(Records from a data source)

# # # #

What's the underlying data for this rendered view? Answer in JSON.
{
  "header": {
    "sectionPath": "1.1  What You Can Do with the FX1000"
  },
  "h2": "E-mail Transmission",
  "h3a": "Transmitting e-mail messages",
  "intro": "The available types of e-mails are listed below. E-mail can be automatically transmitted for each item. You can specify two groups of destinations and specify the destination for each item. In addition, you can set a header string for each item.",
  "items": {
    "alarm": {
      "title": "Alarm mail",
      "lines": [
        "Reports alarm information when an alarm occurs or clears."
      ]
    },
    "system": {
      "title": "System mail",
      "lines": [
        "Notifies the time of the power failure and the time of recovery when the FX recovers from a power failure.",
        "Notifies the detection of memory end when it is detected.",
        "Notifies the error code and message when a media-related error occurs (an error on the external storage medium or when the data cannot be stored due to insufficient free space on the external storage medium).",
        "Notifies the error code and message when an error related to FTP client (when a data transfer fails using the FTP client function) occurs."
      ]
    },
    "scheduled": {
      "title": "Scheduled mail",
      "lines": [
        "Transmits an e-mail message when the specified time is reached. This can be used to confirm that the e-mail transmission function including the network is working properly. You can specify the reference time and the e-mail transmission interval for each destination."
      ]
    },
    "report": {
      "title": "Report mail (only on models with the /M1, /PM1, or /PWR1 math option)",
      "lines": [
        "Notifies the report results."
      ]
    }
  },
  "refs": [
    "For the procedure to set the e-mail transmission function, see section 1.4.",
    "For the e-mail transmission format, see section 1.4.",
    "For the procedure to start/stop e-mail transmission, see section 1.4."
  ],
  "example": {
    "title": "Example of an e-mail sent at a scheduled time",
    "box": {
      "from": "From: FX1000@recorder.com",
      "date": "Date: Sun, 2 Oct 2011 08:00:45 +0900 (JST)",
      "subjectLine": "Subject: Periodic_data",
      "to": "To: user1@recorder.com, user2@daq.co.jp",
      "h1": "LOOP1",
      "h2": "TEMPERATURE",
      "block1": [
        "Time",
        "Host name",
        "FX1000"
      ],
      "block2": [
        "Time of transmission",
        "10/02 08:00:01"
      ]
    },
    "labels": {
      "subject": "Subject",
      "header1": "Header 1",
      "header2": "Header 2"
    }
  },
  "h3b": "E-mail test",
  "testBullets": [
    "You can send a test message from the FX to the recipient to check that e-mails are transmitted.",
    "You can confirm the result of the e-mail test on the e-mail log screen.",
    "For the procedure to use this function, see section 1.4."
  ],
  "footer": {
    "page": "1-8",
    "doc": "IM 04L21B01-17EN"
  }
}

# # # #

> **Directive**
From the records above, extract every entry verbatim.

> **Expected output**
What's the underlying data for this rendered view? Answer in JSON.
{
  "header": {
    "sectionPath": "1.1  What You Can Do with the FX1000"
  },
  "h2": "E-mail Transmission",
  "h3a": "Transmitting e-mail messages",
  "intro": "The available types of e-mails are listed below. E-mail can be automatically transmitted for each item. You can specify two groups of destinations and specify the destination for each item. In addition, you can set a header string for each item.",
  "items": {
    "alarm": {
      "title": "Alarm mail",
      "lines": [
        "Reports alarm information when an alarm occurs or clears."
      ]
    },
    "system": {
      "title": "System mail",
      "lines": [
        "Notifies the time of the power failure and the time of recovery when the FX recovers from a power failure.",
        "Notifies the detection of memory end when it is detected.",
        "Notifies the error code and message when a media-related error occurs (an error on the external storage medium or when the data cannot be stored due to insufficient free space on the external storage medium).",
        "Notifies the error code and message when an error related to FTP client (when a data transfer fails using the FTP client function) occurs."
      ]
    },
    "scheduled": {
      "title": "Scheduled mail",
      "lines": [
        "Transmits an e-mail message when the specified time is reached. This can be used to confirm that the e-mail transmission function including the network is working properly. You can specify the reference time and the e-mail transmission interval for each destination."
      ]
    },
    "report": {
      "title": "Report mail (only on models with the /M1, /PM1, or /PWR1 math option)",
      "lines": [
        "Notifies the report results."
      ]
    }
  },
  "refs": [
    "For the procedure to set the e-mail transmission function, see section 1.4.",
    "For the e-mail transmission format, see section 1.4.",
    "For the procedure to start/stop e-mail transmission, see section 1.4."
  ],
  "example": {
    "title": "Example of an e-mail sent at a scheduled time",
    "box": {
      "from": "From: FX1000@recorder.com",
      "date": "Date: Sun, 2 Oct 2011 08:00:45 +0900 (JST)",
      "subjectLine": "Subject: Periodic_data",
      "to": "To: user1@recorder.com, user2@daq.co.jp",
      "h1": "LOOP1",
      "h2": "TEMPERATURE",
      "block1": [
        "Time",
        "Host name",
        "FX1000"
      ],
      "block2": [
        "Time of transmission",
        "10/02 08:00:01"
      ]
    },
    "labels": {
      "subject": "Subject",
      "header1": "Header 1",
      "header2": "Header 2"
    }
  },
  "h3b": "E-mail test",
  "testBullets": [
    "You can send a test message from the FX to the recipient to check that e-mails are transmitted.",
    "You can confirm the result of the e-mail test on the e-mail log screen.",
    "For the procedure to use this function, see section 1.4."
  ],
  "footer": {
    "page": "1-8",
    "doc": "IM 04L21B01-17EN"
  }
}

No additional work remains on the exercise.